### What the exercise asks
List every line below containing "temperature".
────────────────────────────────────────
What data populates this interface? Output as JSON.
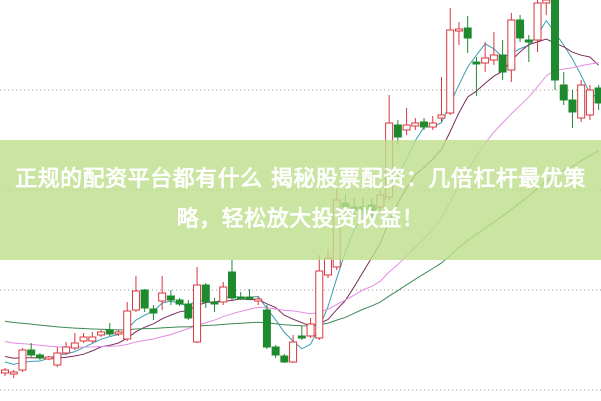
{
  "title": "正规的配资平台都有什么 揭秘股票配资：几倍杠杆最优策略，轻松放大投资收益！",
  "colors": {
    "banner": "#c6e29c",
    "up": "#d9363e",
    "down": "#1e8a2e",
    "ma_short": "#3a9fb5",
    "ma_mid": "#7b2d5c",
    "ma_long": "#e58be6",
    "ma_longest": "#3a8a55",
    "grid": "#999999"
  },
  "chart_data": {
    "type": "candlestick",
    "title": "",
    "grid": true,
    "candles": [
      [
        27,
        30,
        32,
        24
      ],
      [
        26,
        28,
        30,
        22
      ],
      [
        30,
        50,
        52,
        28
      ],
      [
        50,
        45,
        57,
        43
      ],
      [
        45,
        42,
        47,
        40
      ],
      [
        41,
        43,
        44,
        40
      ],
      [
        35,
        47,
        53,
        33
      ],
      [
        47,
        53,
        58,
        45
      ],
      [
        52,
        57,
        67,
        50
      ],
      [
        59,
        63,
        67,
        57
      ],
      [
        59,
        63,
        68,
        57
      ],
      [
        65,
        68,
        70,
        63
      ],
      [
        70,
        66,
        77,
        64
      ],
      [
        66,
        68,
        70,
        64
      ],
      [
        61,
        89,
        98,
        59
      ],
      [
        90,
        109,
        124,
        88
      ],
      [
        110,
        92,
        111,
        88
      ],
      [
        91,
        87,
        95,
        80
      ],
      [
        99,
        107,
        124,
        90
      ],
      [
        104,
        100,
        110,
        95
      ],
      [
        100,
        96,
        102,
        94
      ],
      [
        96,
        82,
        100,
        80
      ],
      [
        58,
        115,
        133,
        57
      ],
      [
        115,
        98,
        117,
        92
      ],
      [
        98,
        96,
        102,
        88
      ],
      [
        98,
        113,
        118,
        95
      ],
      [
        128,
        102,
        140,
        100
      ],
      [
        103,
        101,
        108,
        100
      ],
      [
        103,
        101,
        111,
        100
      ],
      [
        99,
        101,
        103,
        95
      ],
      [
        90,
        53,
        95,
        51
      ],
      [
        53,
        45,
        55,
        42
      ],
      [
        44,
        38,
        46,
        37
      ],
      [
        38,
        58,
        65,
        37
      ],
      [
        64,
        62,
        74,
        60
      ],
      [
        64,
        76,
        82,
        62
      ],
      [
        62,
        129,
        145,
        60
      ],
      [
        125,
        142,
        150,
        122
      ],
      [
        133,
        200,
        215,
        130
      ],
      [
        197,
        193,
        205,
        185
      ],
      [
        193,
        190,
        202,
        185
      ],
      [
        193,
        190,
        202,
        185
      ],
      [
        195,
        183,
        202,
        178
      ],
      [
        193,
        205,
        210,
        188
      ],
      [
        203,
        277,
        305,
        200
      ],
      [
        275,
        263,
        280,
        255
      ],
      [
        270,
        275,
        292,
        265
      ],
      [
        274,
        277,
        282,
        270
      ],
      [
        278,
        273,
        282,
        270
      ],
      [
        273,
        277,
        284,
        270
      ],
      [
        282,
        285,
        323,
        278
      ],
      [
        287,
        370,
        392,
        285
      ],
      [
        369,
        371,
        378,
        355
      ],
      [
        372,
        362,
        384,
        347
      ],
      [
        338,
        336,
        343,
        304
      ],
      [
        337,
        342,
        358,
        328
      ],
      [
        340,
        345,
        368,
        335
      ],
      [
        345,
        328,
        360,
        320
      ],
      [
        330,
        380,
        387,
        318
      ],
      [
        380,
        362,
        385,
        358
      ],
      [
        360,
        358,
        365,
        338
      ],
      [
        360,
        397,
        400,
        348
      ],
      [
        397,
        400,
        400,
        385
      ],
      [
        400,
        320,
        400,
        310
      ],
      [
        315,
        300,
        328,
        295
      ],
      [
        300,
        288,
        310,
        272
      ],
      [
        282,
        315,
        320,
        278
      ],
      [
        285,
        310,
        315,
        280
      ],
      [
        312,
        297,
        315,
        290
      ]
    ]
  }
}
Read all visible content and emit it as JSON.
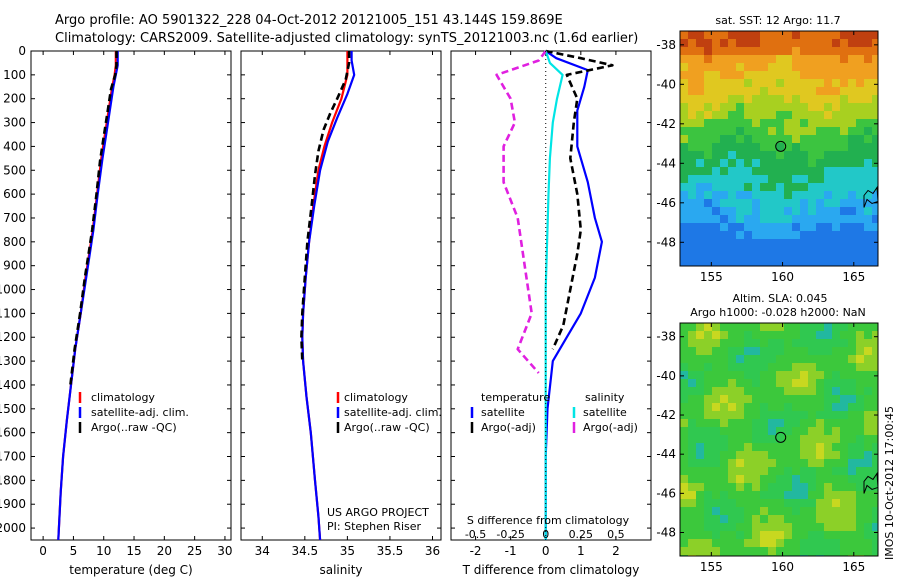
{
  "header": {
    "line1": "Argo profile: AO 5901322_228 04-Oct-2012 20121005_151 43.144S 159.869E",
    "line2": "Climatology: CARS2009. Satellite-adjusted climatology: synTS_20121003.nc (1.6d earlier)"
  },
  "side_label": "IMOS 10-Oct-2012 17:00:45",
  "colors": {
    "red": "#ff0000",
    "blue": "#0000ff",
    "black": "#000000",
    "cyan": "#00e5e5",
    "magenta": "#e020e0"
  },
  "chart_data": [
    {
      "type": "line",
      "id": "temperature",
      "xlabel": "temperature (deg C)",
      "ylim": [
        2050,
        0
      ],
      "xlim": [
        -2,
        31
      ],
      "xticks": [
        0,
        5,
        10,
        15,
        20,
        25,
        30
      ],
      "yticks": [
        0,
        100,
        200,
        300,
        400,
        500,
        600,
        700,
        800,
        900,
        1000,
        1100,
        1200,
        1300,
        1400,
        1500,
        1600,
        1700,
        1800,
        1900,
        2000
      ],
      "legend": [
        "climatology",
        "satellite-adj. clim.",
        "Argo(..raw -QC)"
      ],
      "series": [
        {
          "name": "climatology",
          "color": "red",
          "style": "solid",
          "points": [
            [
              12.0,
              0
            ],
            [
              12.0,
              60
            ],
            [
              11.8,
              100
            ],
            [
              11.4,
              150
            ],
            [
              10.8,
              250
            ],
            [
              10.2,
              350
            ],
            [
              9.6,
              450
            ],
            [
              8.9,
              600
            ],
            [
              8.2,
              750
            ],
            [
              7.6,
              850
            ],
            [
              7.0,
              950
            ],
            [
              6.2,
              1100
            ],
            [
              5.3,
              1250
            ],
            [
              4.6,
              1400
            ],
            [
              3.9,
              1550
            ],
            [
              3.3,
              1700
            ],
            [
              2.9,
              1850
            ],
            [
              2.6,
              2000
            ],
            [
              2.5,
              2050
            ]
          ]
        },
        {
          "name": "satellite-adj. clim.",
          "color": "blue",
          "style": "solid",
          "points": [
            [
              12.3,
              0
            ],
            [
              12.3,
              60
            ],
            [
              12.0,
              100
            ],
            [
              11.6,
              150
            ],
            [
              11.0,
              250
            ],
            [
              10.4,
              350
            ],
            [
              9.8,
              450
            ],
            [
              9.0,
              600
            ],
            [
              8.3,
              750
            ],
            [
              7.7,
              850
            ],
            [
              7.1,
              950
            ],
            [
              6.2,
              1100
            ],
            [
              5.3,
              1250
            ],
            [
              4.6,
              1400
            ],
            [
              3.9,
              1550
            ],
            [
              3.3,
              1700
            ],
            [
              2.9,
              1850
            ],
            [
              2.6,
              2000
            ],
            [
              2.5,
              2050
            ]
          ]
        },
        {
          "name": "Argo(..raw -QC)",
          "color": "black",
          "style": "dashed",
          "points": [
            [
              12.1,
              0
            ],
            [
              12.1,
              60
            ],
            [
              11.9,
              100
            ],
            [
              11.2,
              160
            ],
            [
              10.6,
              260
            ],
            [
              10.0,
              360
            ],
            [
              9.4,
              460
            ],
            [
              8.8,
              600
            ],
            [
              8.1,
              750
            ],
            [
              7.5,
              850
            ],
            [
              6.9,
              950
            ],
            [
              6.1,
              1100
            ],
            [
              5.2,
              1250
            ],
            [
              4.5,
              1400
            ]
          ]
        }
      ]
    },
    {
      "type": "line",
      "id": "salinity",
      "xlabel": "salinity",
      "ylim": [
        2050,
        0
      ],
      "xlim": [
        33.75,
        36.1
      ],
      "xticks": [
        34,
        34.5,
        35,
        35.5,
        36
      ],
      "legend": [
        "climatology",
        "satellite-adj. clim.",
        "Argo(..raw -QC)"
      ],
      "annotation": [
        "US ARGO PROJECT",
        "PI: Stephen Riser"
      ],
      "series": [
        {
          "name": "climatology",
          "color": "red",
          "style": "solid",
          "points": [
            [
              35.0,
              0
            ],
            [
              35.0,
              50
            ],
            [
              35.0,
              100
            ],
            [
              34.93,
              200
            ],
            [
              34.82,
              300
            ],
            [
              34.73,
              400
            ],
            [
              34.66,
              500
            ],
            [
              34.6,
              650
            ],
            [
              34.55,
              800
            ],
            [
              34.51,
              950
            ],
            [
              34.48,
              1100
            ],
            [
              34.47,
              1200
            ],
            [
              34.48,
              1300
            ],
            [
              34.52,
              1450
            ],
            [
              34.57,
              1600
            ],
            [
              34.62,
              1800
            ],
            [
              34.66,
              1950
            ],
            [
              34.68,
              2050
            ]
          ]
        },
        {
          "name": "satellite-adj. clim.",
          "color": "blue",
          "style": "solid",
          "points": [
            [
              35.05,
              0
            ],
            [
              35.05,
              40
            ],
            [
              35.08,
              100
            ],
            [
              35.0,
              180
            ],
            [
              34.88,
              280
            ],
            [
              34.77,
              380
            ],
            [
              34.68,
              500
            ],
            [
              34.61,
              650
            ],
            [
              34.55,
              800
            ],
            [
              34.51,
              950
            ],
            [
              34.48,
              1100
            ],
            [
              34.47,
              1200
            ],
            [
              34.48,
              1300
            ],
            [
              34.52,
              1450
            ],
            [
              34.57,
              1600
            ],
            [
              34.62,
              1800
            ],
            [
              34.66,
              1950
            ],
            [
              34.68,
              2050
            ]
          ]
        },
        {
          "name": "Argo(..raw -QC)",
          "color": "black",
          "style": "dashed",
          "points": [
            [
              35.02,
              0
            ],
            [
              35.02,
              50
            ],
            [
              34.98,
              120
            ],
            [
              34.88,
              200
            ],
            [
              34.8,
              260
            ],
            [
              34.72,
              330
            ],
            [
              34.66,
              420
            ],
            [
              34.62,
              520
            ],
            [
              34.58,
              650
            ],
            [
              34.53,
              800
            ],
            [
              34.5,
              950
            ],
            [
              34.47,
              1100
            ],
            [
              34.46,
              1200
            ],
            [
              34.47,
              1300
            ]
          ]
        }
      ]
    },
    {
      "type": "line",
      "id": "difference",
      "xlabel": "T difference from climatology",
      "xlabel_top": "S difference from climatology",
      "ylim": [
        2050,
        0
      ],
      "xlim": [
        -2.7,
        3.0
      ],
      "xticks_bottom": [
        "-2",
        "-1",
        "0",
        "1",
        "2"
      ],
      "xticks_top": [
        "-0.5",
        "-0.25",
        "0",
        "0.25",
        "0.5"
      ],
      "legend_headers": [
        "temperature",
        "salinity"
      ],
      "legend": [
        "satellite",
        "Argo(-adj)",
        "satellite",
        "Argo(-adj)"
      ],
      "series": [
        {
          "name": "temperature satellite",
          "color": "blue",
          "style": "solid",
          "points": [
            [
              0.0,
              0
            ],
            [
              0.3,
              30
            ],
            [
              1.2,
              80
            ],
            [
              1.1,
              150
            ],
            [
              0.9,
              250
            ],
            [
              0.9,
              400
            ],
            [
              1.2,
              550
            ],
            [
              1.4,
              700
            ],
            [
              1.6,
              800
            ],
            [
              1.4,
              950
            ],
            [
              1.0,
              1100
            ],
            [
              0.6,
              1200
            ],
            [
              0.2,
              1300
            ],
            [
              0.05,
              1500
            ],
            [
              0,
              1700
            ],
            [
              0,
              2050
            ]
          ]
        },
        {
          "name": "temperature Argo(-adj)",
          "color": "black",
          "style": "dashed",
          "points": [
            [
              0.0,
              0
            ],
            [
              1.0,
              30
            ],
            [
              1.9,
              60
            ],
            [
              0.6,
              100
            ],
            [
              0.9,
              200
            ],
            [
              0.8,
              300
            ],
            [
              0.7,
              450
            ],
            [
              0.9,
              600
            ],
            [
              1.0,
              750
            ],
            [
              0.9,
              850
            ],
            [
              0.7,
              1000
            ],
            [
              0.5,
              1150
            ],
            [
              0.2,
              1250
            ]
          ]
        },
        {
          "name": "salinity satellite",
          "color": "cyan",
          "style": "solid",
          "points": [
            [
              0.0,
              0
            ],
            [
              0.03,
              50
            ],
            [
              0.12,
              100
            ],
            [
              0.08,
              200
            ],
            [
              0.05,
              300
            ],
            [
              0.03,
              450
            ],
            [
              0.02,
              600
            ],
            [
              0.01,
              800
            ],
            [
              0,
              1000
            ],
            [
              0,
              1300
            ],
            [
              0,
              2050
            ]
          ]
        },
        {
          "name": "salinity Argo(-adj)",
          "color": "magenta",
          "style": "dashed",
          "points": [
            [
              0.0,
              0
            ],
            [
              -0.05,
              40
            ],
            [
              -0.35,
              100
            ],
            [
              -0.25,
              200
            ],
            [
              -0.22,
              300
            ],
            [
              -0.3,
              400
            ],
            [
              -0.3,
              550
            ],
            [
              -0.2,
              700
            ],
            [
              -0.15,
              900
            ],
            [
              -0.1,
              1100
            ],
            [
              -0.2,
              1250
            ],
            [
              -0.05,
              1350
            ]
          ]
        }
      ]
    },
    {
      "type": "heatmap",
      "id": "sst-map",
      "title": "sat. SST: 12 Argo: 11.7",
      "xlim": [
        152.8,
        166.7
      ],
      "ylim": [
        -49.2,
        -37.3
      ],
      "xticks": [
        155,
        160,
        165
      ],
      "yticks": [
        -38,
        -40,
        -42,
        -44,
        -46,
        -48
      ],
      "marker": [
        159.87,
        -43.14
      ]
    },
    {
      "type": "heatmap",
      "id": "sla-map",
      "title": [
        "Altim. SLA: 0.045",
        "Argo h1000: -0.028 h2000: NaN"
      ],
      "xlim": [
        152.8,
        166.7
      ],
      "ylim": [
        -49.2,
        -37.3
      ],
      "xticks": [
        155,
        160,
        165
      ],
      "yticks": [
        -38,
        -40,
        -42,
        -44,
        -46,
        -48
      ],
      "marker": [
        159.87,
        -43.14
      ]
    }
  ]
}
────────────────────────────────────────
### Solution for this problem
      "id": "temperature",
      "xlabel": "temperature (deg C)",
        "temperature",
          "name": "temperature satellite",
          "name": "temperature Argo(-adj)",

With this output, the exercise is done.